[BEGIN Entries shown]
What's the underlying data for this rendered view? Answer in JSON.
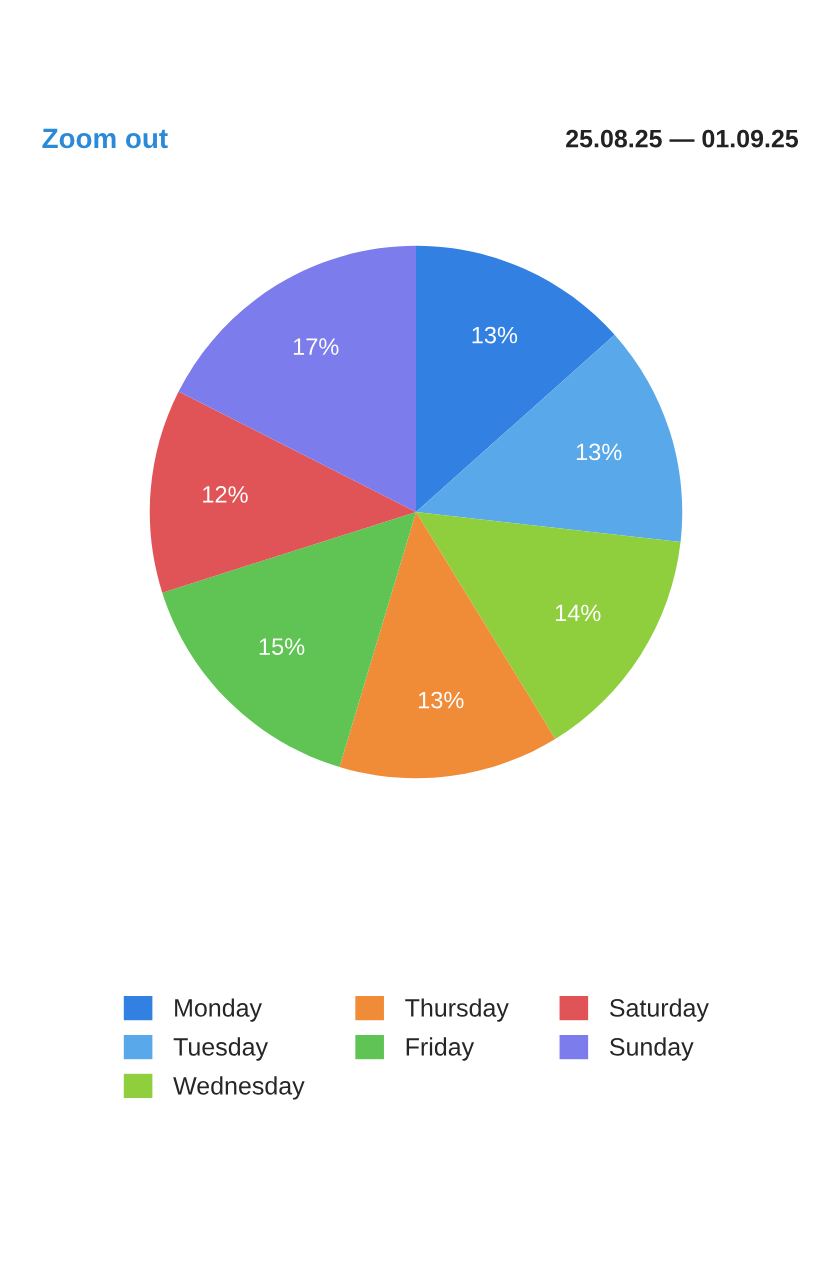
{
  "chart_data": {
    "type": "pie",
    "subtitle": "25.08.25 — 01.09.25",
    "annotations": [
      "Zoom out"
    ],
    "categories": [
      "Monday",
      "Tuesday",
      "Wednesday",
      "Thursday",
      "Friday",
      "Saturday",
      "Sunday"
    ],
    "values": [
      13,
      13,
      14,
      13,
      15,
      12,
      17
    ],
    "colors": [
      "#3380e3",
      "#58a8ea",
      "#8fcf3d",
      "#f08c38",
      "#5fc454",
      "#e05356",
      "#7c7ced"
    ],
    "value_labels": [
      "13%",
      "13%",
      "14%",
      "13%",
      "15%",
      "12%",
      "17%"
    ],
    "legend": "bottom"
  }
}
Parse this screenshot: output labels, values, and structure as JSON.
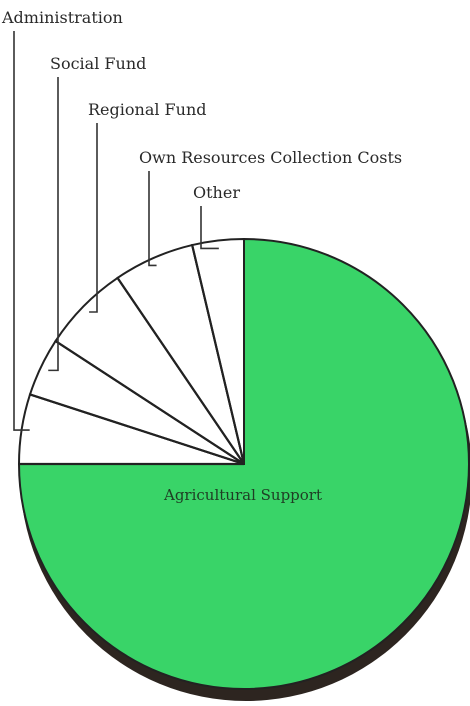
{
  "chart_data": {
    "type": "pie",
    "title": "",
    "unit": "%",
    "slices": [
      {
        "label": "Agricultural Support",
        "value": 75.0,
        "color": "#39d468"
      },
      {
        "label": "Administration",
        "value": 5.0,
        "color": "#ffffff"
      },
      {
        "label": "Social Fund",
        "value": 4.2,
        "color": "#ffffff"
      },
      {
        "label": "Regional Fund",
        "value": 6.3,
        "color": "#ffffff"
      },
      {
        "label": "Own Resources Collection Costs",
        "value": 5.8,
        "color": "#ffffff"
      },
      {
        "label": "Other",
        "value": 3.7,
        "color": "#ffffff"
      }
    ],
    "start_angle_deg": 0,
    "direction": "clockwise"
  },
  "colors": {
    "shadow": "#2d2520",
    "outline": "#222222"
  }
}
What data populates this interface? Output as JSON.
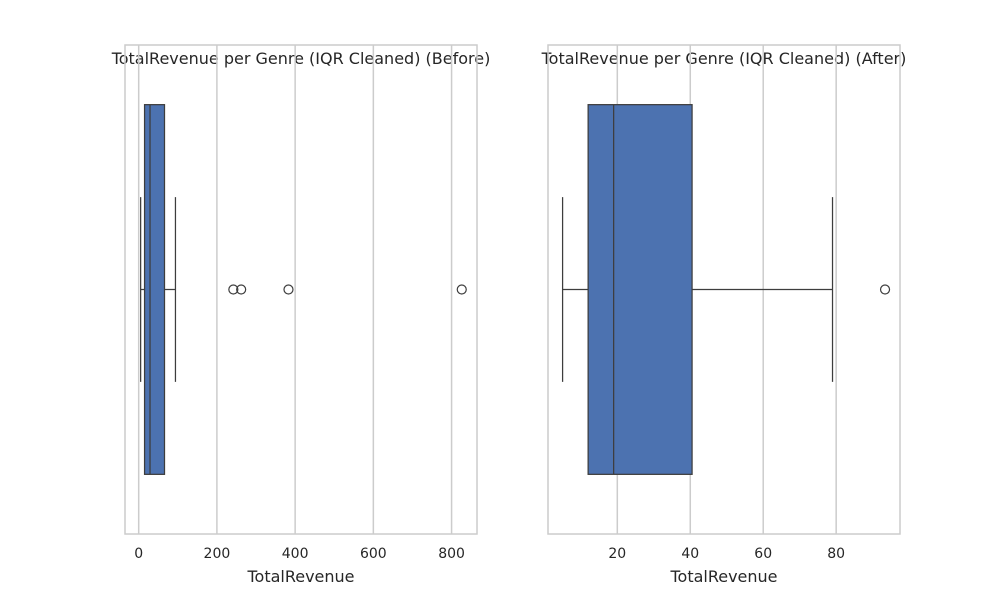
{
  "chart_data": [
    {
      "type": "box",
      "orientation": "horizontal",
      "title": "TotalRevenue per Genre (IQR Cleaned) (Before)",
      "xlabel": "TotalRevenue",
      "ylabel": "",
      "xlim": [
        -35,
        865
      ],
      "xticks": [
        0,
        200,
        400,
        600,
        800
      ],
      "xtick_labels": [
        "0",
        "200",
        "400",
        "600",
        "800"
      ],
      "grid": "vertical",
      "box_color": "#4c72b0",
      "line_color": "#3d3d3d",
      "series": [
        {
          "whisker_low": 5,
          "q1": 15,
          "median": 29,
          "q3": 66,
          "whisker_high": 94,
          "outliers": [
            242,
            262,
            383,
            826
          ]
        }
      ]
    },
    {
      "type": "box",
      "orientation": "horizontal",
      "title": "TotalRevenue per Genre (IQR Cleaned) (After)",
      "xlabel": "TotalRevenue",
      "ylabel": "",
      "xlim": [
        1,
        97.5
      ],
      "xticks": [
        20,
        40,
        60,
        80
      ],
      "xtick_labels": [
        "20",
        "40",
        "60",
        "80"
      ],
      "grid": "vertical",
      "box_color": "#4c72b0",
      "line_color": "#3d3d3d",
      "series": [
        {
          "whisker_low": 5,
          "q1": 12,
          "median": 19,
          "q3": 40.5,
          "whisker_high": 79,
          "outliers": [
            93.4
          ]
        }
      ]
    }
  ]
}
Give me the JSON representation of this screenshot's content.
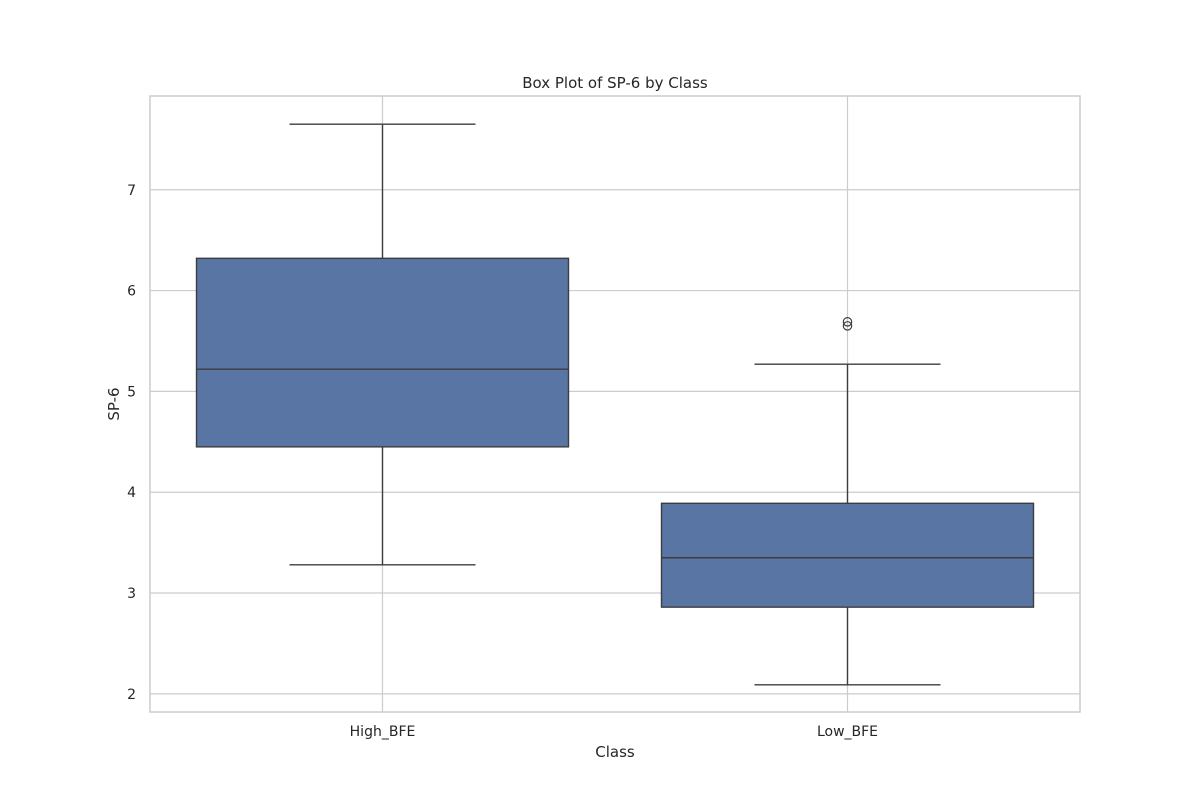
{
  "chart_data": {
    "type": "box",
    "title": "Box Plot of SP-6 by Class",
    "xlabel": "Class",
    "ylabel": "SP-6",
    "ylim": [
      1.82,
      7.93
    ],
    "yticks": [
      2,
      3,
      4,
      5,
      6,
      7
    ],
    "ytick_labels": [
      "2",
      "3",
      "4",
      "5",
      "6",
      "7"
    ],
    "categories": [
      "High_BFE",
      "Low_BFE"
    ],
    "grid": true,
    "box_color": "#5875a4",
    "edge_color": "#3d3d3d",
    "grid_color": "#cccccc",
    "boxes": [
      {
        "category": "High_BFE",
        "whisker_low": 3.28,
        "q1": 4.45,
        "median": 5.22,
        "q3": 6.32,
        "whisker_high": 7.65,
        "outliers": []
      },
      {
        "category": "Low_BFE",
        "whisker_low": 2.09,
        "q1": 2.86,
        "median": 3.35,
        "q3": 3.89,
        "whisker_high": 5.27,
        "outliers": [
          5.65,
          5.69
        ]
      }
    ]
  }
}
[END Entries shown]
Scan the listing above. Collect all lines with the word "screenshot".

_Reply to the exercise_.
Parse this screenshot: output labels, values, and structure as JSON.
Give me the JSON representation of this screenshot's content.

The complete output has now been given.